_Your objective_:
Can you retype only the lines from the one with "Type out the text in this image." through the final line of the material, exactly as given?

(Items listed in a dataset)
%%

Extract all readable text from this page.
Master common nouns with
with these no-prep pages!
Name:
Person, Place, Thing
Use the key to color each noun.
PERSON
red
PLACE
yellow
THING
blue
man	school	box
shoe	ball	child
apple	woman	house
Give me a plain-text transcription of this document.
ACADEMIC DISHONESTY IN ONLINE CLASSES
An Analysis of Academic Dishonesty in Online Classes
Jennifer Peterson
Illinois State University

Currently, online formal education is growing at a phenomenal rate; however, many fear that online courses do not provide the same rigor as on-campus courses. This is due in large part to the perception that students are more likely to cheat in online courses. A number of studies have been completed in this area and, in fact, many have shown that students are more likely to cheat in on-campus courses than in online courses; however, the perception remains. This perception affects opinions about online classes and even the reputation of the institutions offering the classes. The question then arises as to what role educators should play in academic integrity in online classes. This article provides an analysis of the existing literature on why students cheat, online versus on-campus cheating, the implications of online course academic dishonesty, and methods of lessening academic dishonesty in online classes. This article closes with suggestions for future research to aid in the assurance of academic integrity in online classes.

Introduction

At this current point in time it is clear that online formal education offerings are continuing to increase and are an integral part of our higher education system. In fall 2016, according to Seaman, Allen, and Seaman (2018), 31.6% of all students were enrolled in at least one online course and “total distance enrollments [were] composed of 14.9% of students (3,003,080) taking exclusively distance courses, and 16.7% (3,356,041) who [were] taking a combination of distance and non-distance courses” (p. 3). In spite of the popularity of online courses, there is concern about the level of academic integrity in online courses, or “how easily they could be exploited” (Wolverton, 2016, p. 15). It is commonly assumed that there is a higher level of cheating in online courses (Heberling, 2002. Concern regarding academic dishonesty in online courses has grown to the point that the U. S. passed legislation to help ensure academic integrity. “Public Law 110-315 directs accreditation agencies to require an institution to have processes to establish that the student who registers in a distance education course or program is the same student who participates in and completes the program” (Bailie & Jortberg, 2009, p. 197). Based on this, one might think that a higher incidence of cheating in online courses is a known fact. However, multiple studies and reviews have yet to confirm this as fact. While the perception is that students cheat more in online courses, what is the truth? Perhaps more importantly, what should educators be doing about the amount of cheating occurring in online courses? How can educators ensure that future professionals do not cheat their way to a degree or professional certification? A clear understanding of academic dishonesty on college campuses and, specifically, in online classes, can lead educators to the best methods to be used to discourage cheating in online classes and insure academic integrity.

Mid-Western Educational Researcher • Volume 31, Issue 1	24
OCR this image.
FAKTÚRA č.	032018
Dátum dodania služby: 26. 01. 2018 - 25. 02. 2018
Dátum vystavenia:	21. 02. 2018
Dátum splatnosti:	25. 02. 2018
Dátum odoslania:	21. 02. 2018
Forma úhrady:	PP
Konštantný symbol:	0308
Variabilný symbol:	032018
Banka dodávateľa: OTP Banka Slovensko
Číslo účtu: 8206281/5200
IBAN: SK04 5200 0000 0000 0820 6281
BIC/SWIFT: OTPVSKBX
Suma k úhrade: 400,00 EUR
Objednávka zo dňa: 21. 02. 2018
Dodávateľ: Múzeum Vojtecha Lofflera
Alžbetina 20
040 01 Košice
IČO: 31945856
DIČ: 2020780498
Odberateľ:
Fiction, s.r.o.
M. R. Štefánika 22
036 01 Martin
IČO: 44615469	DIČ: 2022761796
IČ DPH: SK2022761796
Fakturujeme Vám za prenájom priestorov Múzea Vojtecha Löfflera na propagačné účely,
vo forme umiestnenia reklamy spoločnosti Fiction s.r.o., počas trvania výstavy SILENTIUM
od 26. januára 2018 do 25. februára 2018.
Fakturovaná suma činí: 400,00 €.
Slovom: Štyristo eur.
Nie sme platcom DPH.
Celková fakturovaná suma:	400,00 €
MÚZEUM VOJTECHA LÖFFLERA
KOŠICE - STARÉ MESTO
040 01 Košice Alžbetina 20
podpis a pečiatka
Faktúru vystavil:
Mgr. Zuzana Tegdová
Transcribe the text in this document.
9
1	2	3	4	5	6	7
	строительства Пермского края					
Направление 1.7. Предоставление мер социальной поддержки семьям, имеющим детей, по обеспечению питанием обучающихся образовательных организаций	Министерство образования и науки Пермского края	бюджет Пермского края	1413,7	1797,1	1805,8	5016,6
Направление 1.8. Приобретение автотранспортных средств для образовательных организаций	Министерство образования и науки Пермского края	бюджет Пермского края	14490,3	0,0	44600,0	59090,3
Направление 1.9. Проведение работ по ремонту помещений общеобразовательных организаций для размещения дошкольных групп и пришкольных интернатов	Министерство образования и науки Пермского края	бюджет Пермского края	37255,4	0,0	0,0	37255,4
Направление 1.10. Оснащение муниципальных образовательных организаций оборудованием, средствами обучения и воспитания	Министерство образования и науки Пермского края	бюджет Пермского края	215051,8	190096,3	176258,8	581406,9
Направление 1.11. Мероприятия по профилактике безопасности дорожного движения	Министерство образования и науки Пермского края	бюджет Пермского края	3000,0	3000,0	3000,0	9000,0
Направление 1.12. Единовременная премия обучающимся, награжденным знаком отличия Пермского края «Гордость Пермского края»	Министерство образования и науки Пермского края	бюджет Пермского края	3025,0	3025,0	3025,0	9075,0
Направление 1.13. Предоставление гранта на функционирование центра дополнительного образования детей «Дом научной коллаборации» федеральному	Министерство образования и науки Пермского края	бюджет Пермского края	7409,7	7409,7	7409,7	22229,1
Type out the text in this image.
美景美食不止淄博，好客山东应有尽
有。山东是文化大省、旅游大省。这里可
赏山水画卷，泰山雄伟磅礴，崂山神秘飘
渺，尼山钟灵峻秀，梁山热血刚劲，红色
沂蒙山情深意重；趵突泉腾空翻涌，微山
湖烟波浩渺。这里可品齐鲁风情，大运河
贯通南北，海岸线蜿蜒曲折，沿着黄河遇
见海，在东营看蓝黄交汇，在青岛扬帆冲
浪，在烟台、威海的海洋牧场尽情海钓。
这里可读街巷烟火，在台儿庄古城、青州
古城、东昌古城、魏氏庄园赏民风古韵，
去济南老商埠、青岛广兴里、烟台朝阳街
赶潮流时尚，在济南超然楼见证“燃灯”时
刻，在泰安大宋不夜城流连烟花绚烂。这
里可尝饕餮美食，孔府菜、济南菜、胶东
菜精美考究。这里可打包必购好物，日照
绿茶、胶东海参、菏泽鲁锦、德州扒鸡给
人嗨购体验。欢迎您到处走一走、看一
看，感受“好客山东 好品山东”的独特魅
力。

%%

_Exercise answer_:
Type out the text in this image.
美景美食不止淄博，好客山东应有尽
有。山东是文化大省、旅游大省。这里可
赏山水画卷，泰山雄伟磅礴，崂山神秘飘
渺，尼山钟灵峻秀，梁山热血刚劲，红色
沂蒙山情深意重；趵突泉腾空翻涌，微山
湖烟波浩渺。这里可品齐鲁风情，大运河
贯通南北，海岸线蜿蜒曲折，沿着黄河遇
见海，在东营看蓝黄交汇，在青岛扬帆冲
浪，在烟台、威海的海洋牧场尽情海钓。
这里可读街巷烟火，在台儿庄古城、青州
古城、东昌古城、魏氏庄园赏民风古韵，
去济南老商埠、青岛广兴里、烟台朝阳街
赶潮流时尚，在济南超然楼见证“燃灯”时
刻，在泰安大宋不夜城流连烟花绚烂。这
里可尝饕餮美食，孔府菜、济南菜、胶东
菜精美考究。这里可打包必购好物，日照
绿茶、胶东海参、菏泽鲁锦、德州扒鸡给
人嗨购体验。欢迎您到处走一走、看一
看，感受“好客山东 好品山东”的独特魅
力。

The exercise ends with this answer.